◆ **Reading text**:
+---+
This is always a fun experience to behold. For one, you experience that invisible wall for seeing complete cloud coverage in one direction, while zero cloud coverage in another--without any gradual smoothing between the two, as if somebody put a giant glass bottle around the clouds and I was actually trapped inside with it. (Fears of crashing through proved unfounded.) Again, you get that cool tone of color as you drive.

Finally, once you get out from the range of under the doom cloud wall, you get that weird 'dystopia' effect--the one where, as you look ahead, things look like early spring: bright, cheery, full of hope; while as you look behind, all you see is the dark, forlorn clouds that you had just left, almost as the sky looks over a destroyed metropolis. (Is it just me, or is it weird that in sci-fi movies, dystopias are in a constant state of rain/heavy cloud coverage? As if to say after complete destruction of a city, they could never have a bright sunny day to take the kids to the park...)

Finally, I get to work, and it was like I woke from a dream. Absolutely no cloud that I could see, save a few whiter clouds to the south. This, of course, makes it all the more strange that I had encountered no rain on my entire drive, but got inside my work building just in time for the rain to come here.

Anyways, that was my adventure today with weather. In case anyone is interested, the computer still is dead and is not looking good for me. On the other hand, I came up with some interesting plot points for NaNoWriMo.

Oh, and yes, it's Final Fantasy Friday--week three in a row. Tackling soundtracks from FFX and FFXII mostly today.

Thursday, October 15, 2009

The Power of Music

In yesterday's post, I commented on how I had a rough start to the day based off of the fact that I was roused from sleep by one of the most dreckful songs the 80's had the gall to produce. This was sandwiched between other irks, such as an unworkable computer (looking all the more to be a dead computer now) and a dead stop to my NaNoWriMo story idea.
+---+
◆ **Written tasks**:
(a) Reproduce the records from their first line through the line containing "paint-format-icon[interactable]: [266, 12, 298, 78]", including both ends.
(b) Write the next stretch of the blog post, picking up right after its final sentence.
The records are unrelated to the text above.

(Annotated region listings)
+---+
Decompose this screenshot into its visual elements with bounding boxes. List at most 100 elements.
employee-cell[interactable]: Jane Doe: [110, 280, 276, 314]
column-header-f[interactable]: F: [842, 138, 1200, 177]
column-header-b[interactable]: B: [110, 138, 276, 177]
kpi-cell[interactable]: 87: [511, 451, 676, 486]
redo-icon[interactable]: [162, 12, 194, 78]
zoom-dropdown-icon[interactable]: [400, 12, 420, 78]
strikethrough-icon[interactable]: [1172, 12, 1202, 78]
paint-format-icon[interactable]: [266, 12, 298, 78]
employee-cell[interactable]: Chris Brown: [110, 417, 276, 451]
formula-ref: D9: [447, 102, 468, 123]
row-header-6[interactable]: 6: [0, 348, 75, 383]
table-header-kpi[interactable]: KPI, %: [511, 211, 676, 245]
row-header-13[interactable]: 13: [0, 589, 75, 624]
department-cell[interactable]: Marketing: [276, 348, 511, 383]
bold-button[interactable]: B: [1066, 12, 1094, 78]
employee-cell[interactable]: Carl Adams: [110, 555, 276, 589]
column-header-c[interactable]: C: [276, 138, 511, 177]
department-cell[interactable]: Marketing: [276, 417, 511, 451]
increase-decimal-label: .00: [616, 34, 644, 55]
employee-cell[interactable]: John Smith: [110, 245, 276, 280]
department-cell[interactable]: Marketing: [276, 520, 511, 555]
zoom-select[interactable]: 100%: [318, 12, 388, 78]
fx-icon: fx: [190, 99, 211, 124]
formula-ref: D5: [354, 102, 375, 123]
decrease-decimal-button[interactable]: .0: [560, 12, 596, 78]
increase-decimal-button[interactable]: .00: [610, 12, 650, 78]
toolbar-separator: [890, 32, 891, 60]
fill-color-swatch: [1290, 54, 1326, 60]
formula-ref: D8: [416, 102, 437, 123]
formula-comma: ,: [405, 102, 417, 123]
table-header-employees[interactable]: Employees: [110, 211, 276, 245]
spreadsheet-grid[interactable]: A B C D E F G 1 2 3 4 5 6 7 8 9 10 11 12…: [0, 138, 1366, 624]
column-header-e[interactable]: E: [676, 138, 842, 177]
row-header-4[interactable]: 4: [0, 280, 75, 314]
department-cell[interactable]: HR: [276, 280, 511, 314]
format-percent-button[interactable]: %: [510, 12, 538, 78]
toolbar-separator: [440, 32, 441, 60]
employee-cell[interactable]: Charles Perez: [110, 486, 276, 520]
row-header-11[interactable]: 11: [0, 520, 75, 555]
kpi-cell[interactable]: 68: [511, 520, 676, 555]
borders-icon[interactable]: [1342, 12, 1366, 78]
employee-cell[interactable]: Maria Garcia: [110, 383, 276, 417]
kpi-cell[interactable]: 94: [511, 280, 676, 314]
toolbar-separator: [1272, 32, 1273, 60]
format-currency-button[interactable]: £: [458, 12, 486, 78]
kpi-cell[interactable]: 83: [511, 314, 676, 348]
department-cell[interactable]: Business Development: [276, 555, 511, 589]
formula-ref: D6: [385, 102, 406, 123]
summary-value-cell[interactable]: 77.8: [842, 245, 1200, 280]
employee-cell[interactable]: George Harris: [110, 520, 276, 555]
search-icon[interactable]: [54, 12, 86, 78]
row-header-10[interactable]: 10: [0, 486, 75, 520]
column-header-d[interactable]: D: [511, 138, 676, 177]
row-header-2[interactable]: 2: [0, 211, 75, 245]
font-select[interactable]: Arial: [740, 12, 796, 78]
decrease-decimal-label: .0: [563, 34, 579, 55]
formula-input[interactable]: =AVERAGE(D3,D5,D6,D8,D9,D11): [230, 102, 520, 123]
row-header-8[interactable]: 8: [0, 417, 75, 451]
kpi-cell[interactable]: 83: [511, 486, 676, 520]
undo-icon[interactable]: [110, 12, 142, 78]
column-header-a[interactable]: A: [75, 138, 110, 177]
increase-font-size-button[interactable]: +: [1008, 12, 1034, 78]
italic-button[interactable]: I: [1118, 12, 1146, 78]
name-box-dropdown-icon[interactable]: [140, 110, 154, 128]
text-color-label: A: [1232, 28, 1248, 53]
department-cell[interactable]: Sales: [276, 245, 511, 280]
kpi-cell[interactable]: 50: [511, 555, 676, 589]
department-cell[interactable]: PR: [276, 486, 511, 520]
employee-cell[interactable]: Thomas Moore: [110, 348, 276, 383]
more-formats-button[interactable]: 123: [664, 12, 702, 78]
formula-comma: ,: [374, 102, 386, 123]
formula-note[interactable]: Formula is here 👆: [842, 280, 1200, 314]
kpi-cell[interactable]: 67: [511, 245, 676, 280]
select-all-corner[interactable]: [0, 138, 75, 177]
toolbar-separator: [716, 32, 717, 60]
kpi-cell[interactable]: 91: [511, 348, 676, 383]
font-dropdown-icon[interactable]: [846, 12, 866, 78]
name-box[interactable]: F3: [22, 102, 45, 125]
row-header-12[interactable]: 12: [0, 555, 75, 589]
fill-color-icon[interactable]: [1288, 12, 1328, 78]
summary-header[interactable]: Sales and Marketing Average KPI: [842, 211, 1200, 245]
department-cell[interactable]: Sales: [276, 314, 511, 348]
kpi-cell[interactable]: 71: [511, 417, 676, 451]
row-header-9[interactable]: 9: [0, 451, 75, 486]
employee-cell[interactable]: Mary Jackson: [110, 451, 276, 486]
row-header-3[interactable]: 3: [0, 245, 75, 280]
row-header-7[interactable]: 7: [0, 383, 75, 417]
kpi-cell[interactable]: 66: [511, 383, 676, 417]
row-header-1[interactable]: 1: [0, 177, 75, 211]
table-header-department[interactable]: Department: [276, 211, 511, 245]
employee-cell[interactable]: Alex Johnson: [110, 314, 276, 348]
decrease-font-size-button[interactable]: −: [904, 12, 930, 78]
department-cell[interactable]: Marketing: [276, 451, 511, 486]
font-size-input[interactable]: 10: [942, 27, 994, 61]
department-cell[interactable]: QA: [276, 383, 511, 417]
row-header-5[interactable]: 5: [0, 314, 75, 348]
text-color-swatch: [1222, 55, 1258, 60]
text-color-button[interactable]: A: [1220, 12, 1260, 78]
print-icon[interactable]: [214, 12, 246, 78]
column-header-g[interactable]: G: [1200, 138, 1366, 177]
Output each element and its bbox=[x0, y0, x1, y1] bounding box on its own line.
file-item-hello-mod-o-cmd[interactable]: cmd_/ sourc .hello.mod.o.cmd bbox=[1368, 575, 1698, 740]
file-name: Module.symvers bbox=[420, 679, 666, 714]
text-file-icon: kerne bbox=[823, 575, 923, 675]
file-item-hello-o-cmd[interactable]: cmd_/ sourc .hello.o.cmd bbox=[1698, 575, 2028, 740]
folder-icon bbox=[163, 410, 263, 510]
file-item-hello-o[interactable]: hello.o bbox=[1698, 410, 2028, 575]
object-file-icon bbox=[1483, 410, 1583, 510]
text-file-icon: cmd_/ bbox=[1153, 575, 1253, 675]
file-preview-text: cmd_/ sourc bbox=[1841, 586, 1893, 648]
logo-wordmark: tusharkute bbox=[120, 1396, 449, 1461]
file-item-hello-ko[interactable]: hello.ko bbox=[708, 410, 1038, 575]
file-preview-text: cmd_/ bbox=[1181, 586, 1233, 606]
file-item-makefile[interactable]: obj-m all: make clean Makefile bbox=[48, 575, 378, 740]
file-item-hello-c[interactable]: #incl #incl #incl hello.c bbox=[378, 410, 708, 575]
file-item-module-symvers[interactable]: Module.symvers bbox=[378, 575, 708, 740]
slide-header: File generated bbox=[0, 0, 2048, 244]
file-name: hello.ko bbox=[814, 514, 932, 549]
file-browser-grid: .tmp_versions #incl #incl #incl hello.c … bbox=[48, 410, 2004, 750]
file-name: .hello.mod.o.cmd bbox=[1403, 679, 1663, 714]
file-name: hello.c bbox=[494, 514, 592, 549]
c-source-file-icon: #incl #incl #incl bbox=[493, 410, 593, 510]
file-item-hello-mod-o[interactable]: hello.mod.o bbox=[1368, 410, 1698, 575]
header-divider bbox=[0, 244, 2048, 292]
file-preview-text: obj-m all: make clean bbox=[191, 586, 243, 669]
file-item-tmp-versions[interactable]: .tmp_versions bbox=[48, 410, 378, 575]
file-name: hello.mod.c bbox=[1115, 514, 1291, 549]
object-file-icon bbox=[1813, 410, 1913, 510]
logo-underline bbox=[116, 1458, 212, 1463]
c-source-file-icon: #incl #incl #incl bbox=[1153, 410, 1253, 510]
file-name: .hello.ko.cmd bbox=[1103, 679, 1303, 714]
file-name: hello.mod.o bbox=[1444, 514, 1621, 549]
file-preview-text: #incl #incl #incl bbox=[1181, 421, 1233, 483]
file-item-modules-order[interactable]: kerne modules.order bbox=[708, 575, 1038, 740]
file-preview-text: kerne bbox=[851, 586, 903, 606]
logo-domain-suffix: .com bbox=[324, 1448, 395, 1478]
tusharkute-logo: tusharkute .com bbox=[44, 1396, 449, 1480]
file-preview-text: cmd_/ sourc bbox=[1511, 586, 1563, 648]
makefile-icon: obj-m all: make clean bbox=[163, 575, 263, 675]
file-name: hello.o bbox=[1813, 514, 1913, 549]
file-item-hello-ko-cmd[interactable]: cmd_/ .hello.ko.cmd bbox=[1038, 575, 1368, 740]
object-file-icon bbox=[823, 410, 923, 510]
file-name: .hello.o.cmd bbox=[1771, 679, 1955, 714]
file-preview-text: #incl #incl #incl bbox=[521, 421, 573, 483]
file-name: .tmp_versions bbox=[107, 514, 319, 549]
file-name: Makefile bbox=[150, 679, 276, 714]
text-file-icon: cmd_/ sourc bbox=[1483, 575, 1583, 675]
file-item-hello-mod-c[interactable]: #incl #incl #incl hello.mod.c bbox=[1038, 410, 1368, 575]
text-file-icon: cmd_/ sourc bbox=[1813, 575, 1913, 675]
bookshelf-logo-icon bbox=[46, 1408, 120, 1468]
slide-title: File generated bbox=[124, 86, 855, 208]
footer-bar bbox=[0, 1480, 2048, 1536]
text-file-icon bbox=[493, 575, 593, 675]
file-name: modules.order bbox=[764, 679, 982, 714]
+---+
◆ **Solved tasks**:
(a)
Decompose this screenshot into its visual elements with bounding boxes. List at most 100 elements.
employee-cell[interactable]: Jane Doe: [110, 280, 276, 314]
column-header-f[interactable]: F: [842, 138, 1200, 177]
column-header-b[interactable]: B: [110, 138, 276, 177]
kpi-cell[interactable]: 87: [511, 451, 676, 486]
redo-icon[interactable]: [162, 12, 194, 78]
zoom-dropdown-icon[interactable]: [400, 12, 420, 78]
strikethrough-icon[interactable]: [1172, 12, 1202, 78]
paint-format-icon[interactable]: [266, 12, 298, 78]

(b)
Neither of the two latter situations have remedied themselves; yet, I'm in a much better mood today? Why could this be the case? By an improvement in the third variable--music.

Yesterday, I couldn't get that blasted "Werewolves of London" song out of my head. Today, I woke to Elton John--granted, not a first-string choice of voices to come to consciousness over. Yet, it was one of his better songs ("Somebody save my life tonight") and I actually laid there to listen to it... until my wife reached over me and shut it off. I thought she was an Elton John fan...

Anyways, after this, I grabbed a mix MP3 CD of musicals and proceeded to listen to the Broadway recording of "West Side Story" on my way to work. Haven't heard it in forever, and I don't think I've really liked it more than I do right now (for some unknown reason). Needless to say, I'm all smiles today.

Amazing what a morning choice of music can do to a person, huh?

Wednesday, October 14, 2009

Computers just make my day...

Can you pick up on the sarcasm? I hope so, cause I intended it to be that way...

This has not started off to be a good day. First, late last night, before I went to bed, I started to seriously question my plot for NaNoWriMo--coming up against some legitimate issues with central points to the plot. Not just plot holes or contradictions--Real, serious issues, such as 'Ok, what do we do now?' To wit: I don't have an answer.

So, that wasn't a good mood to be in. This morning, I wake up to the radio going off (as usual, nothing unusual there). However, one of the most annoying songs that was spawned from the 80's (and that's a VERY high bar to jump) was the song that had roused me from my sleep. "Werewolves of London". Specifically, it came on right at the chorus. My eyes weren't even open yet and already I was rolling them. Needless to say, my radio did not deserve the fierce slap it received at that juncture.

So, how can we cap off such a wonderful trifecta of bad-day-iness? How about a complete computer failure?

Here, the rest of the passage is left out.